▶ GIVEN REQUEST
Write each record again exactly as it stands.

▶ ENTRIES SUPPLIED
Start
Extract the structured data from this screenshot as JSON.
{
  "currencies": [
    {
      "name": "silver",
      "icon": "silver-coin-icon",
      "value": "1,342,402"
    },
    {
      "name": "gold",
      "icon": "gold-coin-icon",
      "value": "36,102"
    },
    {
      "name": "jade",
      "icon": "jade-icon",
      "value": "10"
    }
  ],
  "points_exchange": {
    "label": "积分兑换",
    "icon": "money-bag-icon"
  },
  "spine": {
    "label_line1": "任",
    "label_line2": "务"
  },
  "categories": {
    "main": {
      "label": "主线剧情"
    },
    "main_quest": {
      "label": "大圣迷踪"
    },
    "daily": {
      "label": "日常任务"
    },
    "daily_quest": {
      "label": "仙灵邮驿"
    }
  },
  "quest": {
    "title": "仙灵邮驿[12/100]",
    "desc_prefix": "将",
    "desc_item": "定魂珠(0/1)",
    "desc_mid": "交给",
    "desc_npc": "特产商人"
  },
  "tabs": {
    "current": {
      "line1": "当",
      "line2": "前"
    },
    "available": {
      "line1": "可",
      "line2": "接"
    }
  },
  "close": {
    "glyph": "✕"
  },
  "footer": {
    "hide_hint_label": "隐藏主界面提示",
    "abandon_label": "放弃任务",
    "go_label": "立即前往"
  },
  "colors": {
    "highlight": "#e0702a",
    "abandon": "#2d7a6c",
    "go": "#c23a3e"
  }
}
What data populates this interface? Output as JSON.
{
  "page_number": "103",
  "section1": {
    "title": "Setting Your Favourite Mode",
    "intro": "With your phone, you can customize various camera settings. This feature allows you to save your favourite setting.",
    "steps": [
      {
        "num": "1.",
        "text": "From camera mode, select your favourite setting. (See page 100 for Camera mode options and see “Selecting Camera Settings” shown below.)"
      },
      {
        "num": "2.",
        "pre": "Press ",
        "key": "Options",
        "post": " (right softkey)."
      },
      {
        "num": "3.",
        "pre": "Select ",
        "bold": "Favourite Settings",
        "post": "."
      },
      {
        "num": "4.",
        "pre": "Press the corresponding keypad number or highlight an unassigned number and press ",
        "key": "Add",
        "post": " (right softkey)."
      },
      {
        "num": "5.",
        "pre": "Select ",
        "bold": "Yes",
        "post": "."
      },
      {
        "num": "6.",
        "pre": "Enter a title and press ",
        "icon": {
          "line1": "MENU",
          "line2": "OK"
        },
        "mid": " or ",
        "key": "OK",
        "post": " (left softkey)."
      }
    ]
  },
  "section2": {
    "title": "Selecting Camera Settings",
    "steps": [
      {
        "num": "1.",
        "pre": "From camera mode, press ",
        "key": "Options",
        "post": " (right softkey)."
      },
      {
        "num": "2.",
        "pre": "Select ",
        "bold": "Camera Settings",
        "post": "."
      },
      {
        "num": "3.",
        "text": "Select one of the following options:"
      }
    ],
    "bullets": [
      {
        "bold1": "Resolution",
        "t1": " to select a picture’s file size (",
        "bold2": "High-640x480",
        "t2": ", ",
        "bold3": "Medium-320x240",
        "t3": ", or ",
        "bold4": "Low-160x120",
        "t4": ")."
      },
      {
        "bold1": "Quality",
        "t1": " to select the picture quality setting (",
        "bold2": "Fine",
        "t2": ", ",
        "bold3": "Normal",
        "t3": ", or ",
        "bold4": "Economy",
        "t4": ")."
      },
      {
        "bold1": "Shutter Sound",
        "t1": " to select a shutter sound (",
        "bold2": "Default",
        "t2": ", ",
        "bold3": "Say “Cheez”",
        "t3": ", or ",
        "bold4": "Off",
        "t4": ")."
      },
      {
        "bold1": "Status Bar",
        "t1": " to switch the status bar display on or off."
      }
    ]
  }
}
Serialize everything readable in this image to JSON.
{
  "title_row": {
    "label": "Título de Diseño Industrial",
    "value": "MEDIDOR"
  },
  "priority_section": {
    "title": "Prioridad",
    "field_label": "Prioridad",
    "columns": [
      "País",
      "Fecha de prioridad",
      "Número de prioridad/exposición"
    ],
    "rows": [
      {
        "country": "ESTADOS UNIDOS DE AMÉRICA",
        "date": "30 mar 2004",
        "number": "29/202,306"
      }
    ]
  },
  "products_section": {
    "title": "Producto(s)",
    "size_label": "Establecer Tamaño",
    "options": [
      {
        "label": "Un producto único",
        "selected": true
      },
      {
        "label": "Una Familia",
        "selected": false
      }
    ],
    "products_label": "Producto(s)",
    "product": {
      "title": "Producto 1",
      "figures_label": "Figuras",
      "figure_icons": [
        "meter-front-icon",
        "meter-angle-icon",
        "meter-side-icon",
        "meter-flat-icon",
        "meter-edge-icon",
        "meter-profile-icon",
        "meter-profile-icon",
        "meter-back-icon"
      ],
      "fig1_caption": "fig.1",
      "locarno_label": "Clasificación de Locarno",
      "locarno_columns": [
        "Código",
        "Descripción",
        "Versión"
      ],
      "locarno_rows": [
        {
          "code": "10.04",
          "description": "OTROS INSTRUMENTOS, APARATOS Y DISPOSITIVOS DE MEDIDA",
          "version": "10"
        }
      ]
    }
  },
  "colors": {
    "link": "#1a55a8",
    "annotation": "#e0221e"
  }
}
End
▶ CORRECT ANSWER
Extract the structured data from this screenshot as JSON.
{
  "currencies": [
    {
      "name": "silver",
      "icon": "silver-coin-icon",
      "value": "1,342,402"
    },
    {
      "name": "gold",
      "icon": "gold-coin-icon",
      "value": "36,102"
    },
    {
      "name": "jade",
      "icon": "jade-icon",
      "value": "10"
    }
  ],
  "points_exchange": {
    "label": "积分兑换",
    "icon": "money-bag-icon"
  },
  "spine": {
    "label_line1": "任",
    "label_line2": "务"
  },
  "categories": {
    "main": {
      "label": "主线剧情"
    },
    "main_quest": {
      "label": "大圣迷踪"
    },
    "daily": {
      "label": "日常任务"
    },
    "daily_quest": {
      "label": "仙灵邮驿"
    }
  },
  "quest": {
    "title": "仙灵邮驿[12/100]",
    "desc_prefix": "将",
    "desc_item": "定魂珠(0/1)",
    "desc_mid": "交给",
    "desc_npc": "特产商人"
  },
  "tabs": {
    "current": {
      "line1": "当",
      "line2": "前"
    },
    "available": {
      "line1": "可",
      "line2": "接"
    }
  },
  "close": {
    "glyph": "✕"
  },
  "footer": {
    "hide_hint_label": "隐藏主界面提示",
    "abandon_label": "放弃任务",
    "go_label": "立即前往"
  },
  "colors": {
    "highlight": "#e0702a",
    "abandon": "#2d7a6c",
    "go": "#c23a3e"
  }
}
What data populates this interface? Output as JSON.
{
  "page_number": "103",
  "section1": {
    "title": "Setting Your Favourite Mode",
    "intro": "With your phone, you can customize various camera settings. This feature allows you to save your favourite setting.",
    "steps": [
      {
        "num": "1.",
        "text": "From camera mode, select your favourite setting. (See page 100 for Camera mode options and see “Selecting Camera Settings” shown below.)"
      },
      {
        "num": "2.",
        "pre": "Press ",
        "key": "Options",
        "post": " (right softkey)."
      },
      {
        "num": "3.",
        "pre": "Select ",
        "bold": "Favourite Settings",
        "post": "."
      },
      {
        "num": "4.",
        "pre": "Press the corresponding keypad number or highlight an unassigned number and press ",
        "key": "Add",
        "post": " (right softkey)."
      },
      {
        "num": "5.",
        "pre": "Select ",
        "bold": "Yes",
        "post": "."
      },
      {
        "num": "6.",
        "pre": "Enter a title and press ",
        "icon": {
          "line1": "MENU",
          "line2": "OK"
        },
        "mid": " or ",
        "key": "OK",
        "post": " (left softkey)."
      }
    ]
  },
  "section2": {
    "title": "Selecting Camera Settings",
    "steps": [
      {
        "num": "1.",
        "pre": "From camera mode, press ",
        "key": "Options",
        "post": " (right softkey)."
      },
      {
        "num": "2.",
        "pre": "Select ",
        "bold": "Camera Settings",
        "post": "."
      },
      {
        "num": "3.",
        "text": "Select one of the following options:"
      }
    ],
    "bullets": [
      {
        "bold1": "Resolution",
        "t1": " to select a picture’s file size (",
        "bold2": "High-640x480",
        "t2": ", ",
        "bold3": "Medium-320x240",
        "t3": ", or ",
        "bold4": "Low-160x120",
        "t4": ")."
      },
      {
        "bold1": "Quality",
        "t1": " to select the picture quality setting (",
        "bold2": "Fine",
        "t2": ", ",
        "bold3": "Normal",
        "t3": ", or ",
        "bold4": "Economy",
        "t4": ")."
      },
      {
        "bold1": "Shutter Sound",
        "t1": " to select a shutter sound (",
        "bold2": "Default",
        "t2": ", ",
        "bold3": "Say “Cheez”",
        "t3": ", or ",
        "bold4": "Off",
        "t4": ")."
      },
      {
        "bold1": "Status Bar",
        "t1": " to switch the status bar display on or off."
      }
    ]
  }
}
Serialize everything readable in this image to JSON.
{
  "title_row": {
    "label": "Título de Diseño Industrial",
    "value": "MEDIDOR"
  },
  "priority_section": {
    "title": "Prioridad",
    "field_label": "Prioridad",
    "columns": [
      "País",
      "Fecha de prioridad",
      "Número de prioridad/exposición"
    ],
    "rows": [
      {
        "country": "ESTADOS UNIDOS DE AMÉRICA",
        "date": "30 mar 2004",
        "number": "29/202,306"
      }
    ]
  },
  "products_section": {
    "title": "Producto(s)",
    "size_label": "Establecer Tamaño",
    "options": [
      {
        "label": "Un producto único",
        "selected": true
      },
      {
        "label": "Una Familia",
        "selected": false
      }
    ],
    "products_label": "Producto(s)",
    "product": {
      "title": "Producto 1",
      "figures_label": "Figuras",
      "figure_icons": [
        "meter-front-icon",
        "meter-angle-icon",
        "meter-side-icon",
        "meter-flat-icon",
        "meter-edge-icon",
        "meter-profile-icon",
        "meter-profile-icon",
        "meter-back-icon"
      ],
      "fig1_caption": "fig.1",
      "locarno_label": "Clasificación de Locarno",
      "locarno_columns": [
        "Código",
        "Descripción",
        "Versión"
      ],
      "locarno_rows": [
        {
          "code": "10.04",
          "description": "OTROS INSTRUMENTOS, APARATOS Y DISPOSITIVOS DE MEDIDA",
          "version": "10"
        }
      ]
    }
  },
  "colors": {
    "link": "#1a55a8",
    "annotation": "#e0221e"
  }
}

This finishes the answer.